EXERCISE PROMPT — Exactly as they appear, output all of the records. Skip any images.

RECORD SET —
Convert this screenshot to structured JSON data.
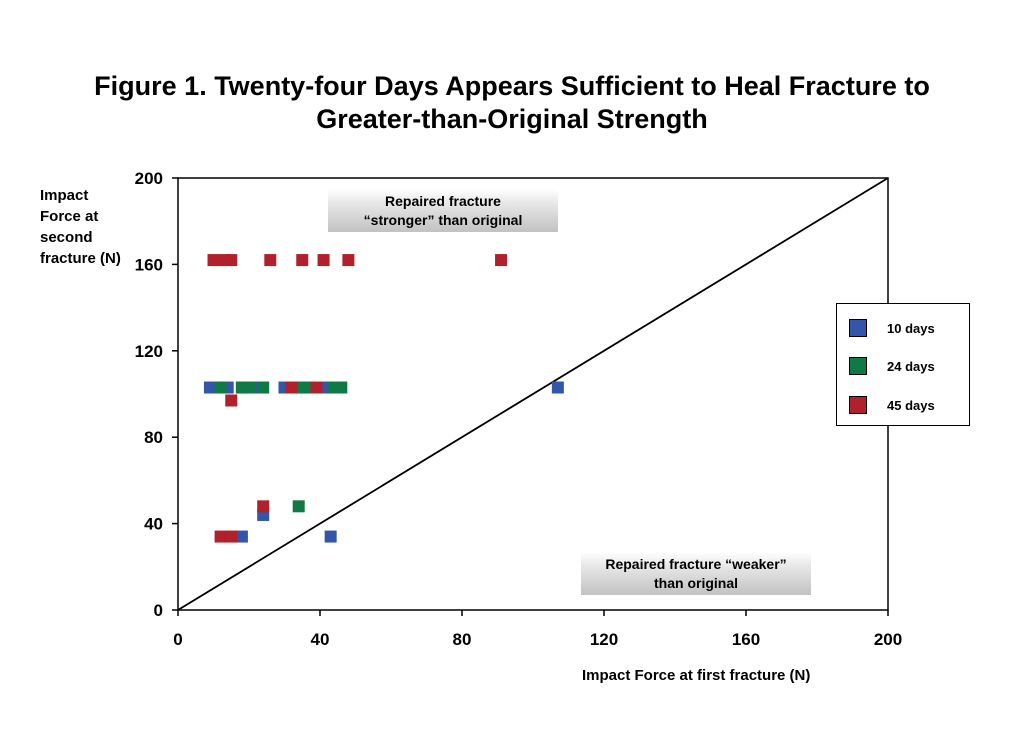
{
  "chart_data": {
    "type": "scatter",
    "title_line1": "Figure 1.  Twenty-four Days Appears Sufficient to Heal Fracture to",
    "title_line2": "Greater-than-Original Strength",
    "xlabel": "Impact Force at first fracture (N)",
    "ylabel": "Impact Force at second fracture (N)",
    "xlim": [
      0,
      200
    ],
    "ylim": [
      0,
      200
    ],
    "xticks": [
      "0",
      "40",
      "80",
      "120",
      "160",
      "200"
    ],
    "yticks": [
      "0",
      "40",
      "80",
      "120",
      "160",
      "200"
    ],
    "grid": false,
    "legend_position": "right",
    "reference_line": {
      "from": [
        0,
        0
      ],
      "to": [
        200,
        200
      ]
    },
    "annotations": {
      "upper_line1": "Repaired fracture",
      "upper_line2": "“stronger” than original",
      "lower_line1": "Repaired fracture “weaker”",
      "lower_line2": "than original"
    },
    "series": [
      {
        "name": "10 days",
        "color": "#3355aa",
        "points": [
          [
            9,
            103
          ],
          [
            14,
            103
          ],
          [
            18,
            103
          ],
          [
            23,
            103
          ],
          [
            30,
            103
          ],
          [
            35,
            103
          ],
          [
            42,
            103
          ],
          [
            107,
            103
          ],
          [
            24,
            44
          ],
          [
            18,
            34
          ],
          [
            43,
            34
          ]
        ]
      },
      {
        "name": "24 days",
        "color": "#0f7a45",
        "points": [
          [
            12,
            103
          ],
          [
            18,
            103
          ],
          [
            20,
            103
          ],
          [
            24,
            103
          ],
          [
            34,
            103
          ],
          [
            36,
            103
          ],
          [
            44,
            103
          ],
          [
            46,
            103
          ],
          [
            34,
            48
          ]
        ]
      },
      {
        "name": "45 days",
        "color": "#b0212b",
        "points": [
          [
            10,
            162
          ],
          [
            13,
            162
          ],
          [
            15,
            162
          ],
          [
            26,
            162
          ],
          [
            35,
            162
          ],
          [
            41,
            162
          ],
          [
            48,
            162
          ],
          [
            91,
            162
          ],
          [
            32,
            103
          ],
          [
            39,
            103
          ],
          [
            15,
            97
          ],
          [
            24,
            48
          ],
          [
            12,
            34
          ],
          [
            15,
            34
          ]
        ]
      }
    ]
  }
}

COMPLETED EXERCISE —
Convert this screenshot to structured JSON data.
{
  "chart_data": {
    "type": "scatter",
    "title_line1": "Figure 1.  Twenty-four Days Appears Sufficient to Heal Fracture to",
    "title_line2": "Greater-than-Original Strength",
    "xlabel": "Impact Force at first fracture (N)",
    "ylabel": "Impact Force at second fracture (N)",
    "xlim": [
      0,
      200
    ],
    "ylim": [
      0,
      200
    ],
    "xticks": [
      "0",
      "40",
      "80",
      "120",
      "160",
      "200"
    ],
    "yticks": [
      "0",
      "40",
      "80",
      "120",
      "160",
      "200"
    ],
    "grid": false,
    "legend_position": "right",
    "reference_line": {
      "from": [
        0,
        0
      ],
      "to": [
        200,
        200
      ]
    },
    "annotations": {
      "upper_line1": "Repaired fracture",
      "upper_line2": "“stronger” than original",
      "lower_line1": "Repaired fracture “weaker”",
      "lower_line2": "than original"
    },
    "series": [
      {
        "name": "10 days",
        "color": "#3355aa",
        "points": [
          [
            9,
            103
          ],
          [
            14,
            103
          ],
          [
            18,
            103
          ],
          [
            23,
            103
          ],
          [
            30,
            103
          ],
          [
            35,
            103
          ],
          [
            42,
            103
          ],
          [
            107,
            103
          ],
          [
            24,
            44
          ],
          [
            18,
            34
          ],
          [
            43,
            34
          ]
        ]
      },
      {
        "name": "24 days",
        "color": "#0f7a45",
        "points": [
          [
            12,
            103
          ],
          [
            18,
            103
          ],
          [
            20,
            103
          ],
          [
            24,
            103
          ],
          [
            34,
            103
          ],
          [
            36,
            103
          ],
          [
            44,
            103
          ],
          [
            46,
            103
          ],
          [
            34,
            48
          ]
        ]
      },
      {
        "name": "45 days",
        "color": "#b0212b",
        "points": [
          [
            10,
            162
          ],
          [
            13,
            162
          ],
          [
            15,
            162
          ],
          [
            26,
            162
          ],
          [
            35,
            162
          ],
          [
            41,
            162
          ],
          [
            48,
            162
          ],
          [
            91,
            162
          ],
          [
            32,
            103
          ],
          [
            39,
            103
          ],
          [
            15,
            97
          ],
          [
            24,
            48
          ],
          [
            12,
            34
          ],
          [
            15,
            34
          ]
        ]
      }
    ]
  }
}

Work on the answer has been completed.